The task
Pictures stay out of your copy, but everything else in the records below must be repeated exactly.

┌────────

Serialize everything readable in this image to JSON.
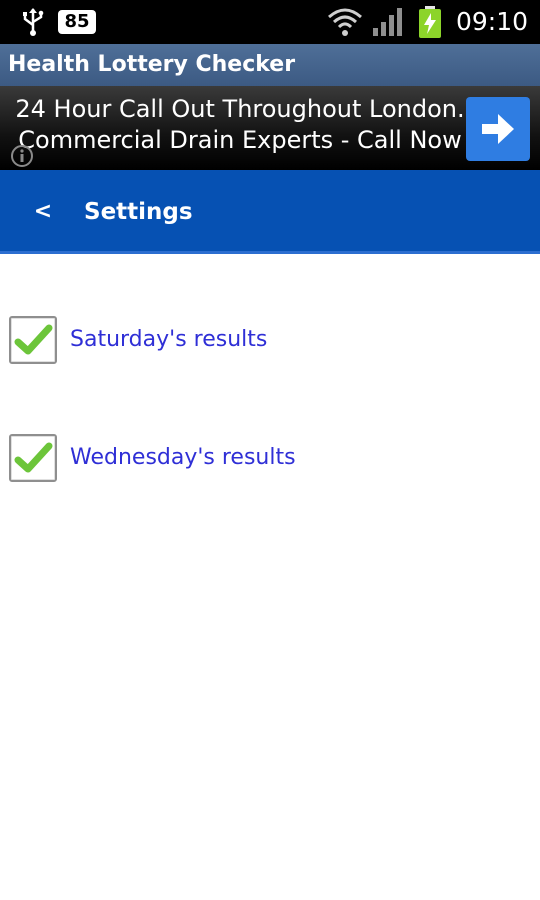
{
  "status_bar": {
    "usb_icon": "usb-icon",
    "notification_badge": "85",
    "wifi_icon": "wifi-icon",
    "signal_icon": "signal-icon",
    "battery_icon": "battery-charging-icon",
    "time": "09:10"
  },
  "app": {
    "title": "Health Lottery Checker"
  },
  "ad": {
    "line1": "24 Hour Call Out Throughout London.",
    "line2": "Commercial Drain Experts - Call Now",
    "info_icon": "info-icon",
    "arrow_icon": "arrow-right-icon",
    "button_color": "#2f7de2"
  },
  "header": {
    "back_label": "<",
    "title": "Settings",
    "background_color": "#0651b3"
  },
  "options": [
    {
      "label": "Saturday's results",
      "checked": true
    },
    {
      "label": "Wednesday's results",
      "checked": true
    }
  ],
  "colors": {
    "option_text": "#2f2fd6",
    "check_green": "#6cc53a"
  }
}
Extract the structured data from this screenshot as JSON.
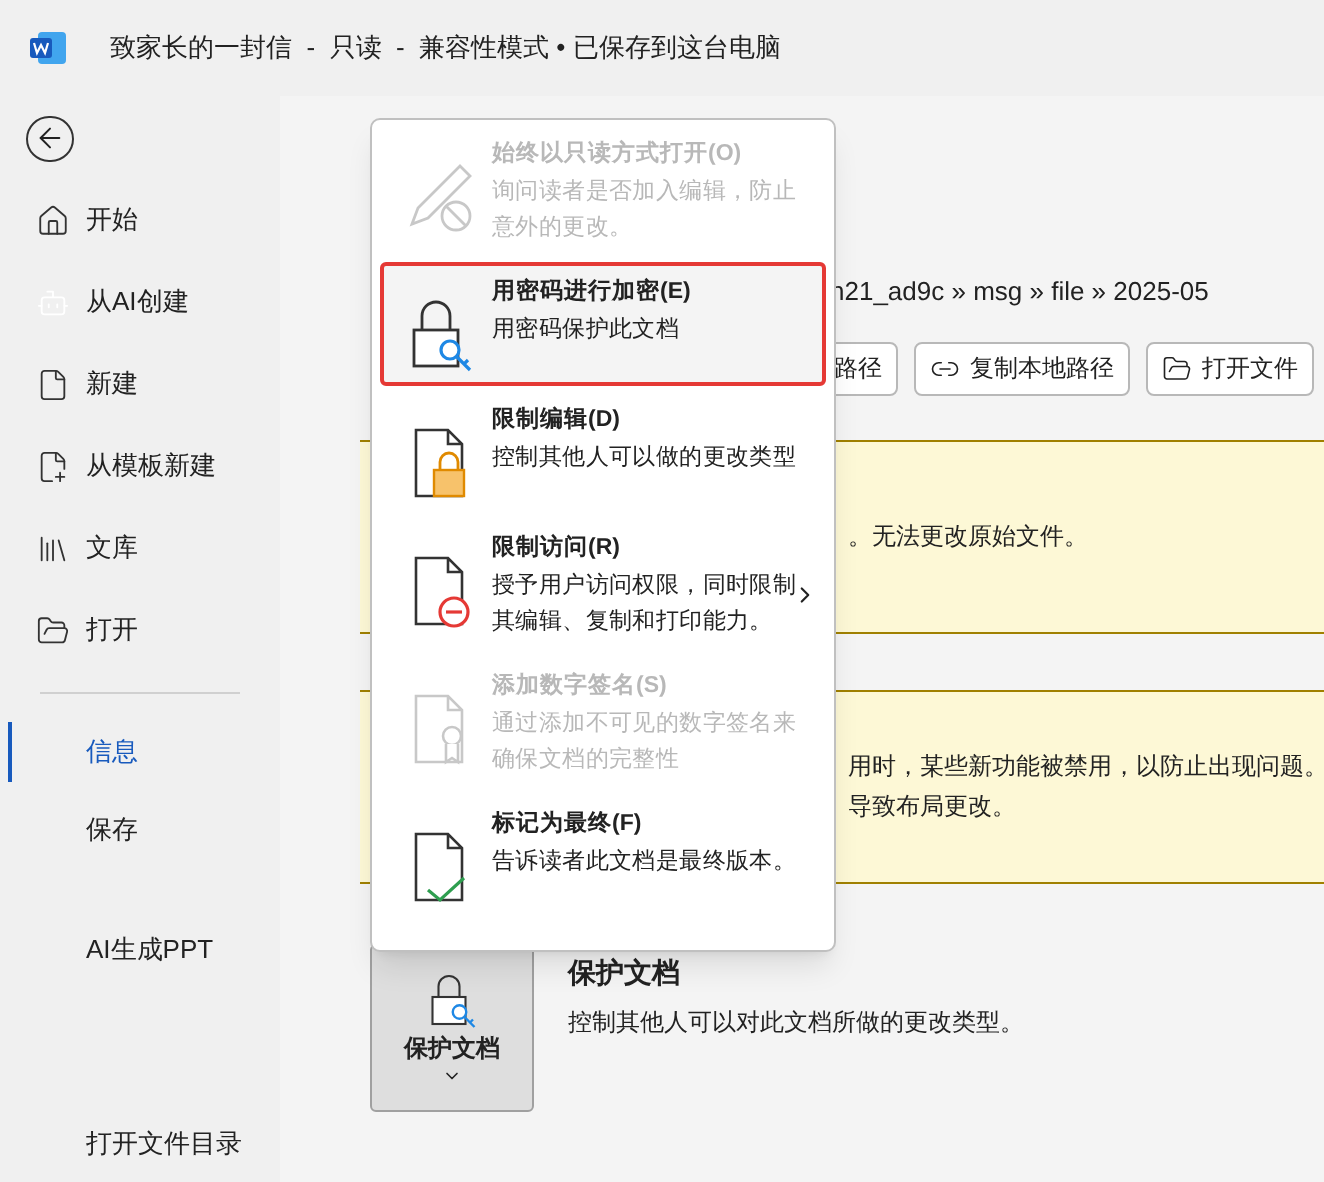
{
  "window": {
    "title": "致家长的一封信  -  只读  -  兼容性模式 • 已保存到这台电脑"
  },
  "sidebar": {
    "items": [
      {
        "label": "开始",
        "selected": false
      },
      {
        "label": "从AI创建",
        "selected": false
      },
      {
        "label": "新建",
        "selected": false
      },
      {
        "label": "从模板新建",
        "selected": false
      },
      {
        "label": "文库",
        "selected": false
      },
      {
        "label": "打开",
        "selected": false
      }
    ],
    "items_below": [
      {
        "label": "信息",
        "selected": true
      },
      {
        "label": "保存",
        "selected": false
      },
      {
        "label": "AI生成PPT",
        "selected": false
      },
      {
        "label": "打开文件目录",
        "selected": false
      }
    ]
  },
  "main": {
    "path": "n21_ad9c » msg » file » 2025-05",
    "path_buttons": [
      "路径",
      "复制本地路径",
      "打开文件"
    ],
    "banners": [
      {
        "lines": [
          "。无法更改原始文件。"
        ]
      },
      {
        "lines": [
          "用时，某些新功能被禁用，以防止出现问题。",
          "导致布局更改。"
        ]
      }
    ],
    "protect": {
      "button": "保护文档",
      "title": "保护文档",
      "description": "控制其他人可以对此文档所做的更改类型。"
    }
  },
  "menu": {
    "items": [
      {
        "title": "始终以只读方式打开(O)",
        "description": "询问读者是否加入编辑，防止意外的更改。",
        "disabled": true,
        "selected": false,
        "submenu": false
      },
      {
        "title": "用密码进行加密(E)",
        "description": "用密码保护此文档",
        "disabled": false,
        "selected": true,
        "submenu": false
      },
      {
        "title": "限制编辑(D)",
        "description": "控制其他人可以做的更改类型",
        "disabled": false,
        "selected": false,
        "submenu": false
      },
      {
        "title": "限制访问(R)",
        "description": "授予用户访问权限，同时限制其编辑、复制和打印能力。",
        "disabled": false,
        "selected": false,
        "submenu": true
      },
      {
        "title": "添加数字签名(S)",
        "description": "通过添加不可见的数字签名来确保文档的完整性",
        "disabled": true,
        "selected": false,
        "submenu": false
      },
      {
        "title": "标记为最终(F)",
        "description": "告诉读者此文档是最终版本。",
        "disabled": false,
        "selected": false,
        "submenu": false
      }
    ]
  }
}
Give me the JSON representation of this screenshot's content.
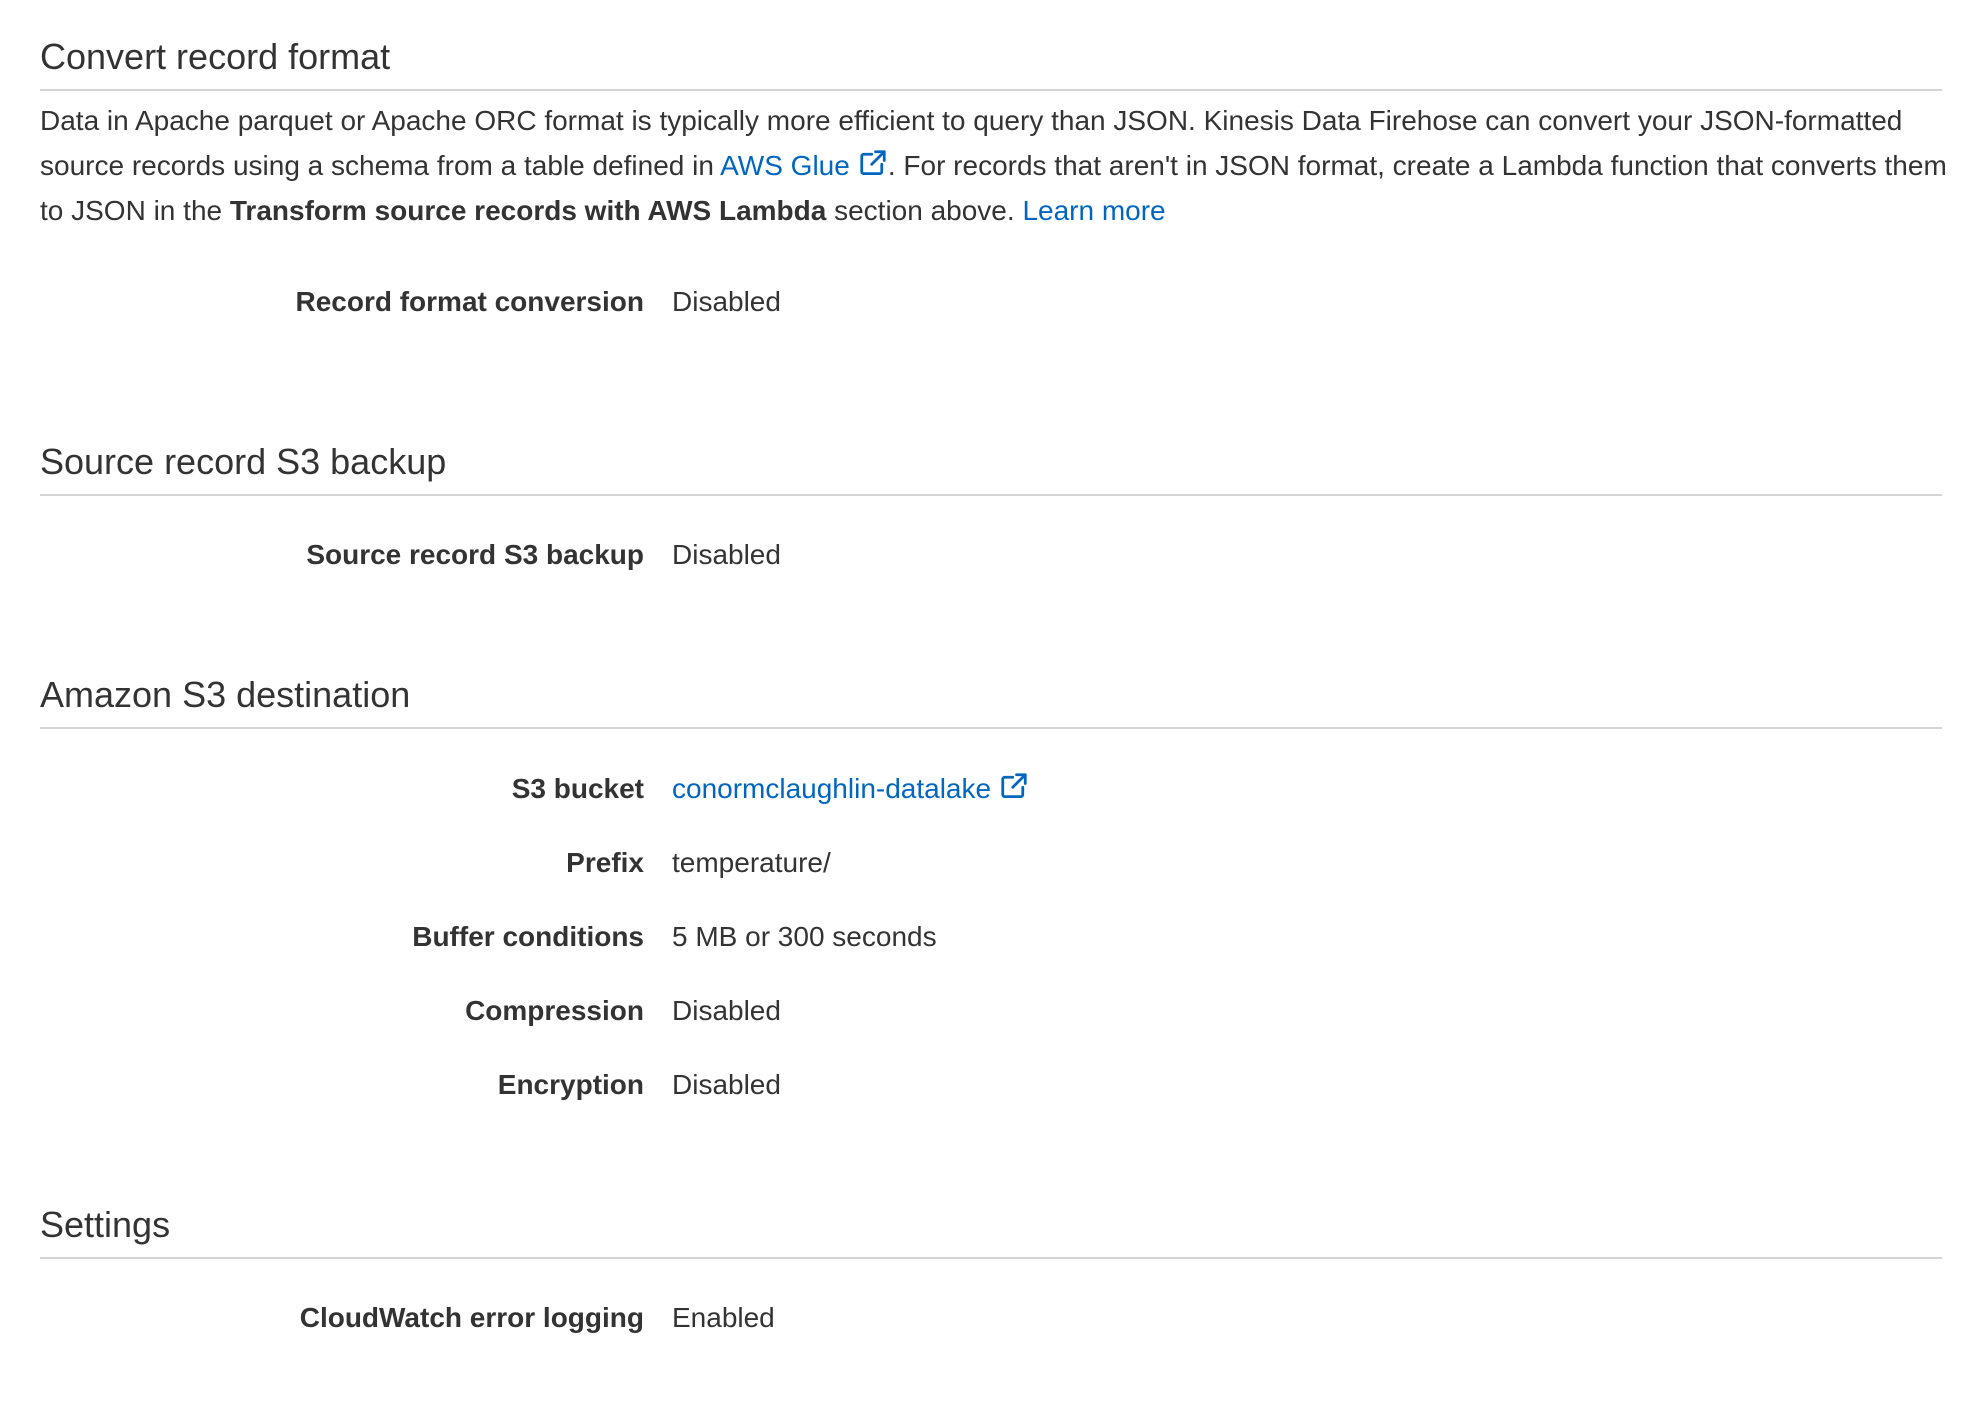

└────────

Response to this exercise
Serialize everything readable in this image to JSON.
{
  "status_bar": {
    "usb_icon": "usb-icon",
    "notification_badge": "85",
    "wifi_icon": "wifi-icon",
    "signal_icon": "signal-icon",
    "battery_icon": "battery-charging-icon",
    "time": "09:10"
  },
  "app": {
    "title": "Health Lottery Checker"
  },
  "ad": {
    "line1": "24 Hour Call Out Throughout London.",
    "line2": "Commercial Drain Experts - Call Now",
    "info_icon": "info-icon",
    "arrow_icon": "arrow-right-icon",
    "button_color": "#2f7de2"
  },
  "header": {
    "back_label": "<",
    "title": "Settings",
    "background_color": "#0651b3"
  },
  "options": [
    {
      "label": "Saturday's results",
      "checked": true
    },
    {
      "label": "Wednesday's results",
      "checked": true
    }
  ],
  "colors": {
    "option_text": "#2f2fd6",
    "check_green": "#6cc53a"
  }
}
Extract the structured data from this screenshot as JSON.
{
  "window": {
    "title": "致家长的一封信  -  只读  -  兼容性模式 • 已保存到这台电脑"
  },
  "sidebar": {
    "items": [
      {
        "label": "开始",
        "selected": false
      },
      {
        "label": "从AI创建",
        "selected": false
      },
      {
        "label": "新建",
        "selected": false
      },
      {
        "label": "从模板新建",
        "selected": false
      },
      {
        "label": "文库",
        "selected": false
      },
      {
        "label": "打开",
        "selected": false
      }
    ],
    "items_below": [
      {
        "label": "信息",
        "selected": true
      },
      {
        "label": "保存",
        "selected": false
      },
      {
        "label": "AI生成PPT",
        "selected": false
      },
      {
        "label": "打开文件目录",
        "selected": false
      }
    ]
  },
  "main": {
    "path": "n21_ad9c » msg » file » 2025-05",
    "path_buttons": [
      "路径",
      "复制本地路径",
      "打开文件"
    ],
    "banners": [
      {
        "lines": [
          "。无法更改原始文件。"
        ]
      },
      {
        "lines": [
          "用时，某些新功能被禁用，以防止出现问题。",
          "导致布局更改。"
        ]
      }
    ],
    "protect": {
      "button": "保护文档",
      "title": "保护文档",
      "description": "控制其他人可以对此文档所做的更改类型。"
    }
  },
  "menu": {
    "items": [
      {
        "title": "始终以只读方式打开(O)",
        "description": "询问读者是否加入编辑，防止意外的更改。",
        "disabled": true,
        "selected": false,
        "submenu": false
      },
      {
        "title": "用密码进行加密(E)",
        "description": "用密码保护此文档",
        "disabled": false,
        "selected": true,
        "submenu": false
      },
      {
        "title": "限制编辑(D)",
        "description": "控制其他人可以做的更改类型",
        "disabled": false,
        "selected": false,
        "submenu": false
      },
      {
        "title": "限制访问(R)",
        "description": "授予用户访问权限，同时限制其编辑、复制和打印能力。",
        "disabled": false,
        "selected": false,
        "submenu": true
      },
      {
        "title": "添加数字签名(S)",
        "description": "通过添加不可见的数字签名来确保文档的完整性",
        "disabled": true,
        "selected": false,
        "submenu": false
      },
      {
        "title": "标记为最终(F)",
        "description": "告诉读者此文档是最终版本。",
        "disabled": false,
        "selected": false,
        "submenu": false
      }
    ]
  }
}
Give me the JSON representation of this screenshot's content.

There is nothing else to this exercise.